PROBLEM REQUIREMENTS.
Look through the records that follow. Copy every line containing the word "data".

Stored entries

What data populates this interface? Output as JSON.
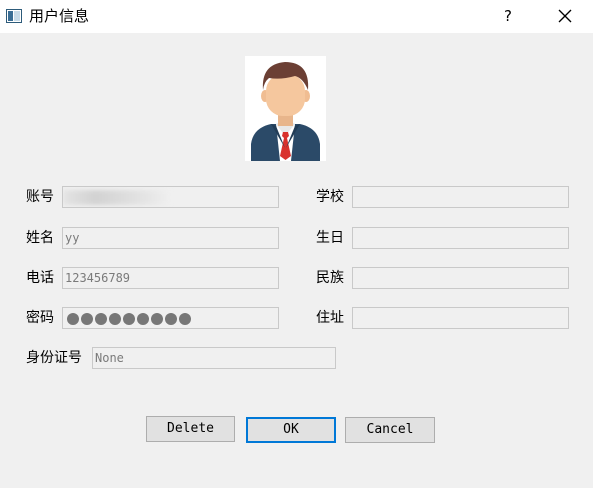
{
  "window": {
    "title": "用户信息",
    "help_label": "?"
  },
  "avatar": {
    "icon": "user-avatar-icon"
  },
  "form": {
    "account": {
      "label": "账号",
      "value": ""
    },
    "name": {
      "label": "姓名",
      "value": "yy"
    },
    "phone": {
      "label": "电话",
      "value": "123456789"
    },
    "password": {
      "label": "密码",
      "mask_count": 9
    },
    "id_number": {
      "label": "身份证号",
      "value": "None"
    },
    "school": {
      "label": "学校",
      "value": ""
    },
    "birthday": {
      "label": "生日",
      "value": ""
    },
    "ethnicity": {
      "label": "民族",
      "value": ""
    },
    "address": {
      "label": "住址",
      "value": ""
    }
  },
  "buttons": {
    "delete": "Delete",
    "ok": "OK",
    "cancel": "Cancel"
  },
  "colors": {
    "accent": "#0078d7",
    "shirt": "#2b4a68",
    "tie": "#d9322d",
    "skin": "#f5c79e",
    "hair": "#6b3f34"
  }
}
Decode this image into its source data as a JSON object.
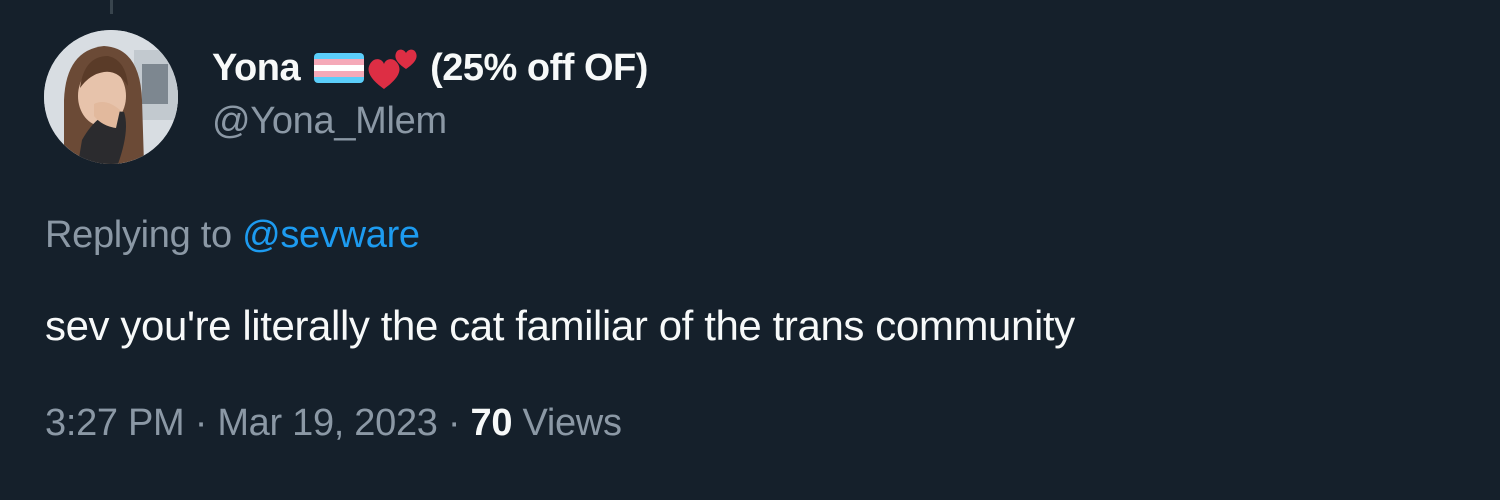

TASK ANSWER.
What data populates this interface? Output as JSON.
Decode this image into its source data as a JSON object.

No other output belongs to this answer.